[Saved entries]
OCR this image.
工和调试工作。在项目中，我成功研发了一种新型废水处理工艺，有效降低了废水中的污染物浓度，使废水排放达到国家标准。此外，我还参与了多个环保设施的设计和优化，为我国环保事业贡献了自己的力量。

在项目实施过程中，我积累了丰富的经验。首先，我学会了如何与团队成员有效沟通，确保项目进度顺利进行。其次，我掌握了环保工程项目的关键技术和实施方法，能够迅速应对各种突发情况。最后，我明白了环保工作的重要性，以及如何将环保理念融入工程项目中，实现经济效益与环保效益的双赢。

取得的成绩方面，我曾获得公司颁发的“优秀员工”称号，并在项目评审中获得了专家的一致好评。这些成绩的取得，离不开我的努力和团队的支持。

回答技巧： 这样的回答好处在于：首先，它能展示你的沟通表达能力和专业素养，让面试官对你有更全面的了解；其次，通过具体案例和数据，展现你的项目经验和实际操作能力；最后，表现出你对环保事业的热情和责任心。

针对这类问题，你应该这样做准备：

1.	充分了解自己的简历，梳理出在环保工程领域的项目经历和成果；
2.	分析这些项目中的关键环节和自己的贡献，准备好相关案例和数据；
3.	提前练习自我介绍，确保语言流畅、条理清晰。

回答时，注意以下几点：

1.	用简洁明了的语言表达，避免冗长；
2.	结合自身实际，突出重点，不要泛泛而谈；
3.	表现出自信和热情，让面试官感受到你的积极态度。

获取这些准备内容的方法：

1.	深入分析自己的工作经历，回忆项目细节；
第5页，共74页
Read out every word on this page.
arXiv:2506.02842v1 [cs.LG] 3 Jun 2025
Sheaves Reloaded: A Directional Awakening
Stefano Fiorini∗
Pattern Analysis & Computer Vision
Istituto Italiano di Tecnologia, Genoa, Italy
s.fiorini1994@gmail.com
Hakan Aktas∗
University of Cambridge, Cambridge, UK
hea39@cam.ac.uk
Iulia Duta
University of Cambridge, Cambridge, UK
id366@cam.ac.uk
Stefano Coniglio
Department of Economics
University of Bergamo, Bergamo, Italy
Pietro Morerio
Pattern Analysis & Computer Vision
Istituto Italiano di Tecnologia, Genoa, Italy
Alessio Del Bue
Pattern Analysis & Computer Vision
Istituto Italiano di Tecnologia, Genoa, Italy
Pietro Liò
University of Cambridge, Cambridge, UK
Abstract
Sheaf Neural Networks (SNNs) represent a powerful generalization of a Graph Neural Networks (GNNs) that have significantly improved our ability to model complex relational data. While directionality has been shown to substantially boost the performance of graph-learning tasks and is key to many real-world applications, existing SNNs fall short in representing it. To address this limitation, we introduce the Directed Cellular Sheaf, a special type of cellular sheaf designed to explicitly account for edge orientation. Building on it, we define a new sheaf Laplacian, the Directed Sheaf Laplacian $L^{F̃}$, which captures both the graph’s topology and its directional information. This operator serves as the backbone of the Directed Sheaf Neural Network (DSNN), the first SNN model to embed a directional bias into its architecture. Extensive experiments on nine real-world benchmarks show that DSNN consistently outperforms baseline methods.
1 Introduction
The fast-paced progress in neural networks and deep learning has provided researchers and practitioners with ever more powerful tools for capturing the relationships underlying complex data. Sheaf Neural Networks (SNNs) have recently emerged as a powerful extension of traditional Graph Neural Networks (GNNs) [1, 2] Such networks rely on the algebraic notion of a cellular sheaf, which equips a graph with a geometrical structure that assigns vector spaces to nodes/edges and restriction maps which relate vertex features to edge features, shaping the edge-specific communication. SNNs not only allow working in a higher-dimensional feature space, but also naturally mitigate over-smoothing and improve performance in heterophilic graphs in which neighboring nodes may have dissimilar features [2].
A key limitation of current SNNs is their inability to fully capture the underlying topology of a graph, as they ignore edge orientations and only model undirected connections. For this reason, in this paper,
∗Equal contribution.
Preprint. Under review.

■ What to produce ■
Repeat the material word for word, in full.

■ Right answer ■
OCR this image.
工和调试工作。在项目中，我成功研发了一种新型废水处理工艺，有效降低了废水中的污染物浓度，使废水排放达到国家标准。此外，我还参与了多个环保设施的设计和优化，为我国环保事业贡献了自己的力量。

在项目实施过程中，我积累了丰富的经验。首先，我学会了如何与团队成员有效沟通，确保项目进度顺利进行。其次，我掌握了环保工程项目的关键技术和实施方法，能够迅速应对各种突发情况。最后，我明白了环保工作的重要性，以及如何将环保理念融入工程项目中，实现经济效益与环保效益的双赢。

取得的成绩方面，我曾获得公司颁发的“优秀员工”称号，并在项目评审中获得了专家的一致好评。这些成绩的取得，离不开我的努力和团队的支持。

回答技巧： 这样的回答好处在于：首先，它能展示你的沟通表达能力和专业素养，让面试官对你有更全面的了解；其次，通过具体案例和数据，展现你的项目经验和实际操作能力；最后，表现出你对环保事业的热情和责任心。

针对这类问题，你应该这样做准备：

1.	充分了解自己的简历，梳理出在环保工程领域的项目经历和成果；
2.	分析这些项目中的关键环节和自己的贡献，准备好相关案例和数据；
3.	提前练习自我介绍，确保语言流畅、条理清晰。

回答时，注意以下几点：

1.	用简洁明了的语言表达，避免冗长；
2.	结合自身实际，突出重点，不要泛泛而谈；
3.	表现出自信和热情，让面试官感受到你的积极态度。

获取这些准备内容的方法：

1.	深入分析自己的工作经历，回忆项目细节；
第5页，共74页
Read out every word on this page.
arXiv:2506.02842v1 [cs.LG] 3 Jun 2025
Sheaves Reloaded: A Directional Awakening
Stefano Fiorini∗
Pattern Analysis & Computer Vision
Istituto Italiano di Tecnologia, Genoa, Italy
s.fiorini1994@gmail.com
Hakan Aktas∗
University of Cambridge, Cambridge, UK
hea39@cam.ac.uk
Iulia Duta
University of Cambridge, Cambridge, UK
id366@cam.ac.uk
Stefano Coniglio
Department of Economics
University of Bergamo, Bergamo, Italy
Pietro Morerio
Pattern Analysis & Computer Vision
Istituto Italiano di Tecnologia, Genoa, Italy
Alessio Del Bue
Pattern Analysis & Computer Vision
Istituto Italiano di Tecnologia, Genoa, Italy
Pietro Liò
University of Cambridge, Cambridge, UK
Abstract
Sheaf Neural Networks (SNNs) represent a powerful generalization of a Graph Neural Networks (GNNs) that have significantly improved our ability to model complex relational data. While directionality has been shown to substantially boost the performance of graph-learning tasks and is key to many real-world applications, existing SNNs fall short in representing it. To address this limitation, we introduce the Directed Cellular Sheaf, a special type of cellular sheaf designed to explicitly account for edge orientation. Building on it, we define a new sheaf Laplacian, the Directed Sheaf Laplacian $L^{F̃}$, which captures both the graph’s topology and its directional information. This operator serves as the backbone of the Directed Sheaf Neural Network (DSNN), the first SNN model to embed a directional bias into its architecture. Extensive experiments on nine real-world benchmarks show that DSNN consistently outperforms baseline methods.
1 Introduction
The fast-paced progress in neural networks and deep learning has provided researchers and practitioners with ever more powerful tools for capturing the relationships underlying complex data. Sheaf Neural Networks (SNNs) have recently emerged as a powerful extension of traditional Graph Neural Networks (GNNs) [1, 2] Such networks rely on the algebraic notion of a cellular sheaf, which equips a graph with a geometrical structure that assigns vector spaces to nodes/edges and restriction maps which relate vertex features to edge features, shaping the edge-specific communication. SNNs not only allow working in a higher-dimensional feature space, but also naturally mitigate over-smoothing and improve performance in heterophilic graphs in which neighboring nodes may have dissimilar features [2].
A key limitation of current SNNs is their inability to fully capture the underlying topology of a graph, as they ignore edge orientations and only model undirected connections. For this reason, in this paper,
∗Equal contribution.
Preprint. Under review.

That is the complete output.